Exercise requirements:
Keep only the lines where "นแหละ" appears.

-- Start Information shown --

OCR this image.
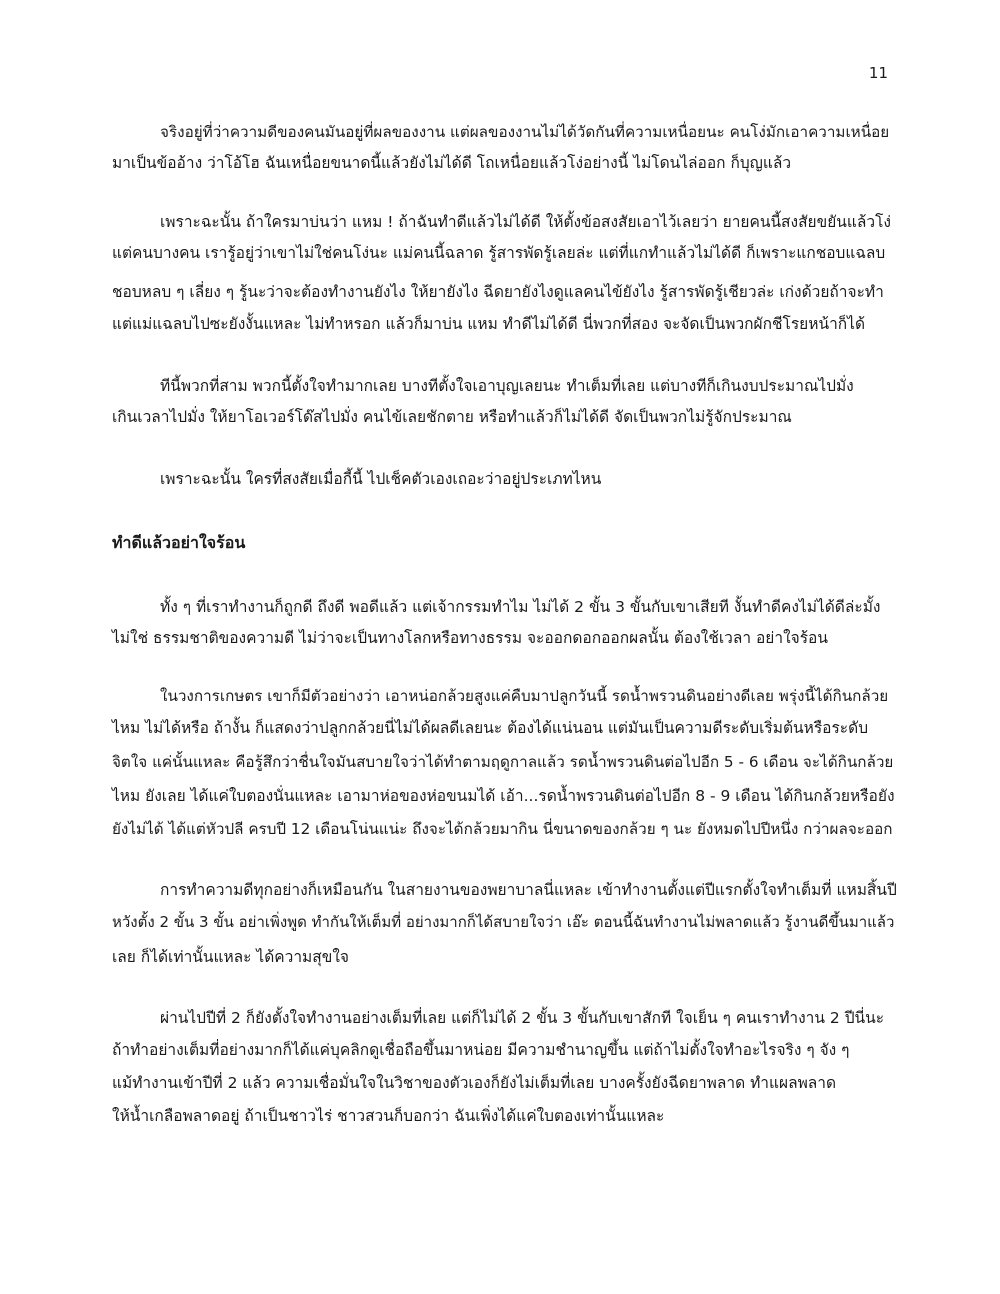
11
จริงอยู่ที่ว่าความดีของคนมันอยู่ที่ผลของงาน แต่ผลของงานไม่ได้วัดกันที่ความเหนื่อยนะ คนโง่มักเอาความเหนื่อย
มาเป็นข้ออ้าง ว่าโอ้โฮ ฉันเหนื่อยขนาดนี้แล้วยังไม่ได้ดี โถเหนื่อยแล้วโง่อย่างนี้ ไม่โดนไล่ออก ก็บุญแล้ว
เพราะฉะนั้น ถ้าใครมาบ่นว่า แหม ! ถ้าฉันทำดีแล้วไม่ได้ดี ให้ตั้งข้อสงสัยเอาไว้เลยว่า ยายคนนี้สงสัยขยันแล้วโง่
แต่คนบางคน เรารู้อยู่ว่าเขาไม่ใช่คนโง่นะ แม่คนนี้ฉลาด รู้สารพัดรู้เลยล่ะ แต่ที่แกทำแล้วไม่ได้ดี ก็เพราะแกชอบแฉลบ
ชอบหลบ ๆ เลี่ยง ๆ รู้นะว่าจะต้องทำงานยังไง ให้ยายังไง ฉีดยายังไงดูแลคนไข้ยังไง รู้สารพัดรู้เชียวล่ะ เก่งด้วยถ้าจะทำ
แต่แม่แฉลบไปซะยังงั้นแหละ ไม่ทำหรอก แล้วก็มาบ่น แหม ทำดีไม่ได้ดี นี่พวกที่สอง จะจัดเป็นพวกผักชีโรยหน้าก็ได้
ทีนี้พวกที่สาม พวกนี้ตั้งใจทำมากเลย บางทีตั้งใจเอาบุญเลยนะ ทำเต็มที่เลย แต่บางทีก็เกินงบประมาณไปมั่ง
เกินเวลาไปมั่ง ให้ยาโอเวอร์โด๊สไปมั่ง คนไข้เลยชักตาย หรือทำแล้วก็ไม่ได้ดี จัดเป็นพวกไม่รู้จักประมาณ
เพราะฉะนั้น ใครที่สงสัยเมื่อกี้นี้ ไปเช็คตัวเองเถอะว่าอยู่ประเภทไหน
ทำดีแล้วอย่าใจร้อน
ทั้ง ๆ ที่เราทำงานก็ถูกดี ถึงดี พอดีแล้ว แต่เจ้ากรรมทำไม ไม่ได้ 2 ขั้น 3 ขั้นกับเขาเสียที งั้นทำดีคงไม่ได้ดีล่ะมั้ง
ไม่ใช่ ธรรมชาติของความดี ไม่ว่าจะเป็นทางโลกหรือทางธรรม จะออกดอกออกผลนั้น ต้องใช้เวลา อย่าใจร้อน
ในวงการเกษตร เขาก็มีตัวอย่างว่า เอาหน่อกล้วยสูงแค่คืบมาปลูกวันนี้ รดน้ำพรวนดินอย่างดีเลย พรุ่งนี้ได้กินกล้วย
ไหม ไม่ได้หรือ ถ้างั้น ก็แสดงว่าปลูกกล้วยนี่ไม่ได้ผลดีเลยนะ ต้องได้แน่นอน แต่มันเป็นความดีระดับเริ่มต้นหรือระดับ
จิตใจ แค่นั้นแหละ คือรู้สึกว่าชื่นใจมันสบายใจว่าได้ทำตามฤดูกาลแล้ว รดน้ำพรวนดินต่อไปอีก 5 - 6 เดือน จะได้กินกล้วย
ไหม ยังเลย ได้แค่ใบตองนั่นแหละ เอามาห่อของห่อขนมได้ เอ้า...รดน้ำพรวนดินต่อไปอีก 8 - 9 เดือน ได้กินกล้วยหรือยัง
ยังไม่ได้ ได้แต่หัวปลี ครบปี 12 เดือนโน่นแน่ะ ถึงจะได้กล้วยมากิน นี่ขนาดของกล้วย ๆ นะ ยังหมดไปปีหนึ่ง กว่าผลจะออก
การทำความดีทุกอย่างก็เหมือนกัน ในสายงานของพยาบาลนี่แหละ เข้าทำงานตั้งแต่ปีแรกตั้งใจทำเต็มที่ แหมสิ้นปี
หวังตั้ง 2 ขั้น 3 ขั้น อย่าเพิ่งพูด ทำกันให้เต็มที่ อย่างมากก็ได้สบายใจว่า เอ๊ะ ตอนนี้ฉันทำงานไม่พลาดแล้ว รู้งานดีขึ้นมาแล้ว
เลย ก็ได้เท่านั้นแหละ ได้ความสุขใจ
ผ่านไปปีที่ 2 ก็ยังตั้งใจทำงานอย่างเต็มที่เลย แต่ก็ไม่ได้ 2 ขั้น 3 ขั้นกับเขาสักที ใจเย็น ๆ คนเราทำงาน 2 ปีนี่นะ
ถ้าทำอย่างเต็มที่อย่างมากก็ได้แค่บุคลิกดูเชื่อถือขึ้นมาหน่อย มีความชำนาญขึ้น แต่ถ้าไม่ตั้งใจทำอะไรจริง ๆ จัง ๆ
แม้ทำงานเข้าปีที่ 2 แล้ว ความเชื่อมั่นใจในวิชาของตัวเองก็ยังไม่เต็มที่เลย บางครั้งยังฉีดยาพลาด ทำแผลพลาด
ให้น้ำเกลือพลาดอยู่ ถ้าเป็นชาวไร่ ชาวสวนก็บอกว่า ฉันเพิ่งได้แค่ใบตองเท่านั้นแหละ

-- End Information shown --
-- Start Information shown --

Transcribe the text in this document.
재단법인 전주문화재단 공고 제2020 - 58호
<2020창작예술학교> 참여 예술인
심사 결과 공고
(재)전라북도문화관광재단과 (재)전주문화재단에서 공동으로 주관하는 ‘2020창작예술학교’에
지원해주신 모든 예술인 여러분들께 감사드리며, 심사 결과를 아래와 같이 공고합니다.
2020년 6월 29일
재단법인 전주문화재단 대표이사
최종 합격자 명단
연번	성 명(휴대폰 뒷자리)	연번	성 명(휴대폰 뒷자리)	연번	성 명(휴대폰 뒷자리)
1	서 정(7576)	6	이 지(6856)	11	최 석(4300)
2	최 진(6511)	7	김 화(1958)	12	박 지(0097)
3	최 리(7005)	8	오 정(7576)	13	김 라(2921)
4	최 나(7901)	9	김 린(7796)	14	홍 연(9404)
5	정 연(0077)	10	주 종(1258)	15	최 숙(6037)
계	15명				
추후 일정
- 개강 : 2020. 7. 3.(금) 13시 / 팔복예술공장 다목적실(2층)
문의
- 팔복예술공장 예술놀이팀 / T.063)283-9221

-- End Information shown --

Answer to this exercise:
แต่แม่แฉลบไปซะยังงั้นแหละ ไม่ทำหรอก แล้วก็มาบ่น แหม ทำดีไม่ได้ดี นี่พวกที่สอง จะจัดเป็นพวกผักชีโรยหน้าก็ได้
จิตใจ แค่นั้นแหละ คือรู้สึกว่าชื่นใจมันสบายใจว่าได้ทำตามฤดูกาลแล้ว รดน้ำพรวนดินต่อไปอีก 5 - 6 เดือน จะได้กินกล้วย
ไหม ยังเลย ได้แค่ใบตองนั่นแหละ เอามาห่อของห่อขนมได้ เอ้า...รดน้ำพรวนดินต่อไปอีก 8 - 9 เดือน ได้กินกล้วยหรือยัง
เลย ก็ได้เท่านั้นแหละ ได้ความสุขใจ
ให้น้ำเกลือพลาดอยู่ ถ้าเป็นชาวไร่ ชาวสวนก็บอกว่า ฉันเพิ่งได้แค่ใบตองเท่านั้นแหละ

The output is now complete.